'''

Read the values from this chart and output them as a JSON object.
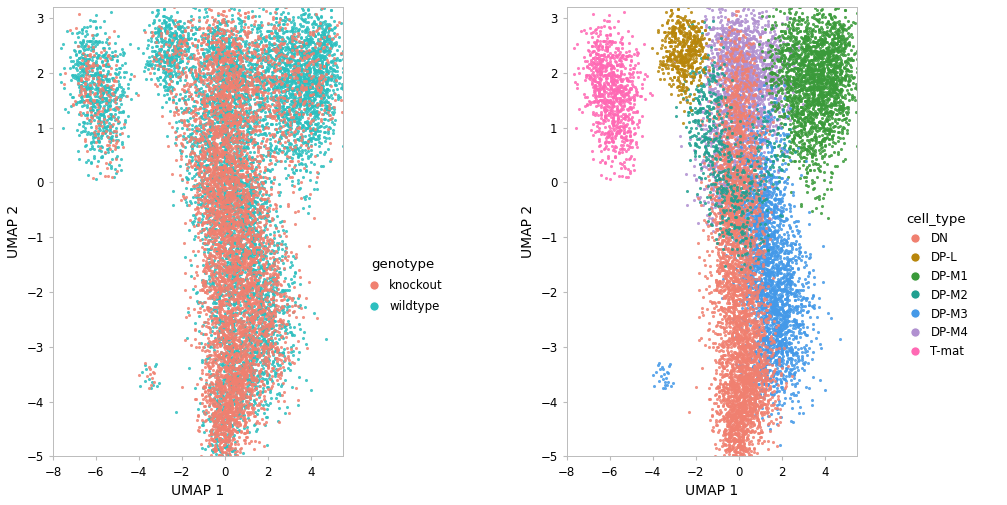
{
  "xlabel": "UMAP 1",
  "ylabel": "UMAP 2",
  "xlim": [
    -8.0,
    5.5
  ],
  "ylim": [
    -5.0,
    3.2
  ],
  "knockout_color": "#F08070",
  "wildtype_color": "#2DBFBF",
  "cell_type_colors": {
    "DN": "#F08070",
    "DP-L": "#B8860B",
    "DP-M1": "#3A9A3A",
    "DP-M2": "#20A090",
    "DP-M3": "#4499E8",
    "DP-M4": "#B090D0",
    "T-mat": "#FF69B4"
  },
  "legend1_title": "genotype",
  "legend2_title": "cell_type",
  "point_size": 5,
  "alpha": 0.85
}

'''

▶ TO DO
Copy the listing over exactly, skipping the pictures it holds.

▶ FINISHED TASK
Read the values from this chart and output them as a JSON object.
{
  "xlabel": "UMAP 1",
  "ylabel": "UMAP 2",
  "xlim": [
    -8.0,
    5.5
  ],
  "ylim": [
    -5.0,
    3.2
  ],
  "knockout_color": "#F08070",
  "wildtype_color": "#2DBFBF",
  "cell_type_colors": {
    "DN": "#F08070",
    "DP-L": "#B8860B",
    "DP-M1": "#3A9A3A",
    "DP-M2": "#20A090",
    "DP-M3": "#4499E8",
    "DP-M4": "#B090D0",
    "T-mat": "#FF69B4"
  },
  "legend1_title": "genotype",
  "legend2_title": "cell_type",
  "point_size": 5,
  "alpha": 0.85
}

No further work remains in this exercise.